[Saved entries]
--------------------------------------------------
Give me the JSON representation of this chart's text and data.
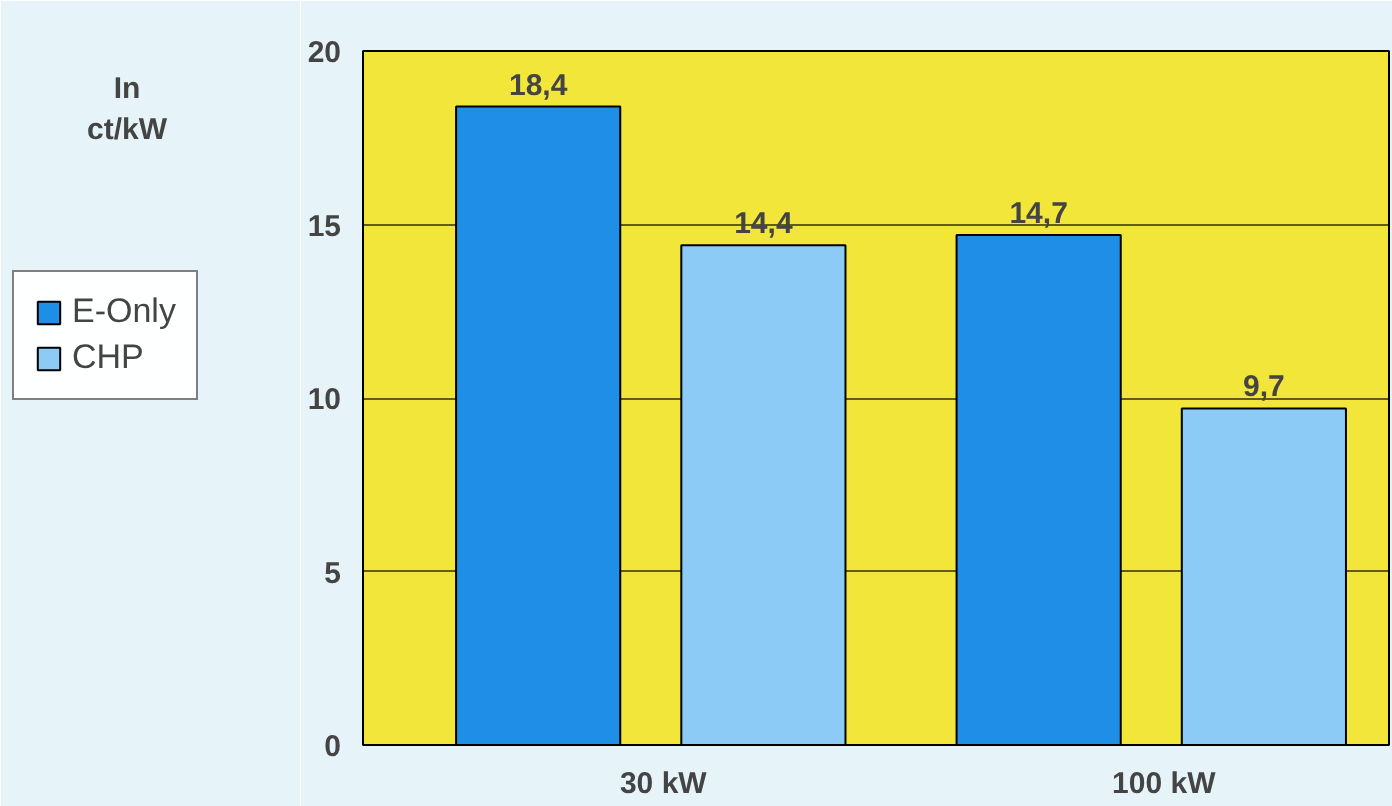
{
  "chart_data": {
    "type": "bar",
    "ylabel": "In ct/kW",
    "categories": [
      "30 kW",
      "100 kW"
    ],
    "series": [
      {
        "name": "E-Only",
        "color": "#1e8ee6",
        "values": [
          18.4,
          14.7
        ],
        "value_labels": [
          "18,4",
          "14,7"
        ]
      },
      {
        "name": "CHP",
        "color": "#8ccbf5",
        "values": [
          14.4,
          9.7
        ],
        "value_labels": [
          "14,4",
          "9,7"
        ]
      }
    ],
    "ylim": [
      0,
      20
    ],
    "yticks": [
      0,
      5,
      10,
      15,
      20
    ],
    "grid": "y",
    "legend": "left"
  }
}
--------------------------------------------------
[Task objective] None of the pictures should appear; repeat the records exactly otherwise.

[Task solution]
Give me the JSON representation of this chart's text and data.
{
  "chart_data": {
    "type": "bar",
    "ylabel": "In ct/kW",
    "categories": [
      "30 kW",
      "100 kW"
    ],
    "series": [
      {
        "name": "E-Only",
        "color": "#1e8ee6",
        "values": [
          18.4,
          14.7
        ],
        "value_labels": [
          "18,4",
          "14,7"
        ]
      },
      {
        "name": "CHP",
        "color": "#8ccbf5",
        "values": [
          14.4,
          9.7
        ],
        "value_labels": [
          "14,4",
          "9,7"
        ]
      }
    ],
    "ylim": [
      0,
      20
    ],
    "yticks": [
      0,
      5,
      10,
      15,
      20
    ],
    "grid": "y",
    "legend": "left"
  }
}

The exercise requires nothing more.